■ Problem to solve ■
Work out how many lines in the listing below include the word "Distribution"; answer with the number alone.

═════ Working data ═════

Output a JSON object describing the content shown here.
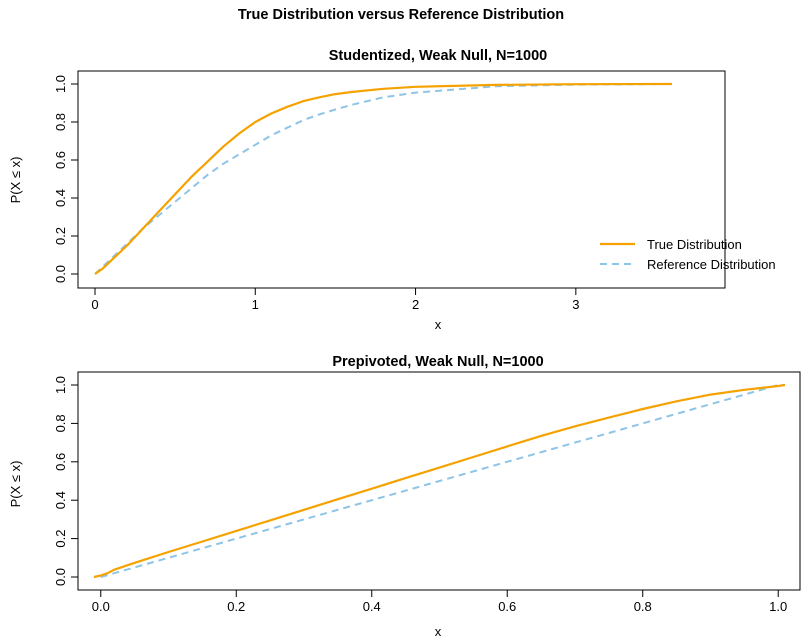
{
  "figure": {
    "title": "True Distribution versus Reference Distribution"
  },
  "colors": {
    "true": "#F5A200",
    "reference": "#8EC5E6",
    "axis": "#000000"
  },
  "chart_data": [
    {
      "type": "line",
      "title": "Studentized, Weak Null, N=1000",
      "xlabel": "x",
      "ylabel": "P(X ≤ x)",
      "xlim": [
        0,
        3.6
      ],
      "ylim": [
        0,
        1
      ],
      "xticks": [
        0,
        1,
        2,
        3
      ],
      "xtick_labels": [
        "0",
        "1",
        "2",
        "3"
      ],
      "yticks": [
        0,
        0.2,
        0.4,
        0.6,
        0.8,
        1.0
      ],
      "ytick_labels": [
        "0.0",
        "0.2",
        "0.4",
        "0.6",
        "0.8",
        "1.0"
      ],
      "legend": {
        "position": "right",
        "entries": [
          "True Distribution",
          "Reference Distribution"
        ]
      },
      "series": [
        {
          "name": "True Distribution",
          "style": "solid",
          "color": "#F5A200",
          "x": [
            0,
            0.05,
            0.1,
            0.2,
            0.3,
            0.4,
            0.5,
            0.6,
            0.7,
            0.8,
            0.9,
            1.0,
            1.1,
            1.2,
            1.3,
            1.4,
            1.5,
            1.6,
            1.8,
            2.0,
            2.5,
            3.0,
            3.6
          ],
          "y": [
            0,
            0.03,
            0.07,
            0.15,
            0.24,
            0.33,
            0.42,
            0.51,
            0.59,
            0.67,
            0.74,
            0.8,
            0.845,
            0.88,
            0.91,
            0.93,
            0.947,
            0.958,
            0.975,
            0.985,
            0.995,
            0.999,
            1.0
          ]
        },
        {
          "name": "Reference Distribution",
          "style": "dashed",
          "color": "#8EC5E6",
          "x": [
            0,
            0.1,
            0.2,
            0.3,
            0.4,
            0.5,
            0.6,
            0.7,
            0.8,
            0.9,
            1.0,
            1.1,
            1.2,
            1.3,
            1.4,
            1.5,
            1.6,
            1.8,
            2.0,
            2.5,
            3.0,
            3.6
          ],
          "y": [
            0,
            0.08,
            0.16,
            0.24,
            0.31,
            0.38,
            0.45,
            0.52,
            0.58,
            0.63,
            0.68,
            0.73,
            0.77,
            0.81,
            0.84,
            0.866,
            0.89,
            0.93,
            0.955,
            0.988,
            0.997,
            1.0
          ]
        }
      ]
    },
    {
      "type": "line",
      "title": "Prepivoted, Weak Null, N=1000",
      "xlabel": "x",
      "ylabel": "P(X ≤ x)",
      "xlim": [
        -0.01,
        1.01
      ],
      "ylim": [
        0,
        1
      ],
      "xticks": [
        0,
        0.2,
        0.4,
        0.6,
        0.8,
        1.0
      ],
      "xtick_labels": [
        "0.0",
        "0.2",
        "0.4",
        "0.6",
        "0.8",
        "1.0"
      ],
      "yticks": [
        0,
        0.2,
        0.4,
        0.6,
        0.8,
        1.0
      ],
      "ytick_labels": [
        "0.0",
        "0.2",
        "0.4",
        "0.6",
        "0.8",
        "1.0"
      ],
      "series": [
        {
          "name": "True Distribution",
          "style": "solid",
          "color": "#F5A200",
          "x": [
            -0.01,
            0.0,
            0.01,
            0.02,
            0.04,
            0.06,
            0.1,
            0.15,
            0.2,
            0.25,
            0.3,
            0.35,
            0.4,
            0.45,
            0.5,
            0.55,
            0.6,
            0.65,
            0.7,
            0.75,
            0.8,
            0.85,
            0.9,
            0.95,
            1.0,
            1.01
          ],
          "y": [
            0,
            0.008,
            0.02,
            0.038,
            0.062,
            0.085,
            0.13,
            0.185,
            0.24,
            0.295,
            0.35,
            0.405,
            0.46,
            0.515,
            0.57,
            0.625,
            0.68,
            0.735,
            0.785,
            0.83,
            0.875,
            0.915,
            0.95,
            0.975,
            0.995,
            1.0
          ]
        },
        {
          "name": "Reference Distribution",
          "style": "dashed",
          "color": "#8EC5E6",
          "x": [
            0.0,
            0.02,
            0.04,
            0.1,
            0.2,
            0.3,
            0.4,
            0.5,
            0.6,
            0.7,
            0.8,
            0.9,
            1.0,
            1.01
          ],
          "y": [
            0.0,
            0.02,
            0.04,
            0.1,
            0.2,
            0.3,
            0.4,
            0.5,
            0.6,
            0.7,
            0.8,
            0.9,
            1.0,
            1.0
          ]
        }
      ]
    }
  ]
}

═════

■ Written answer ■
7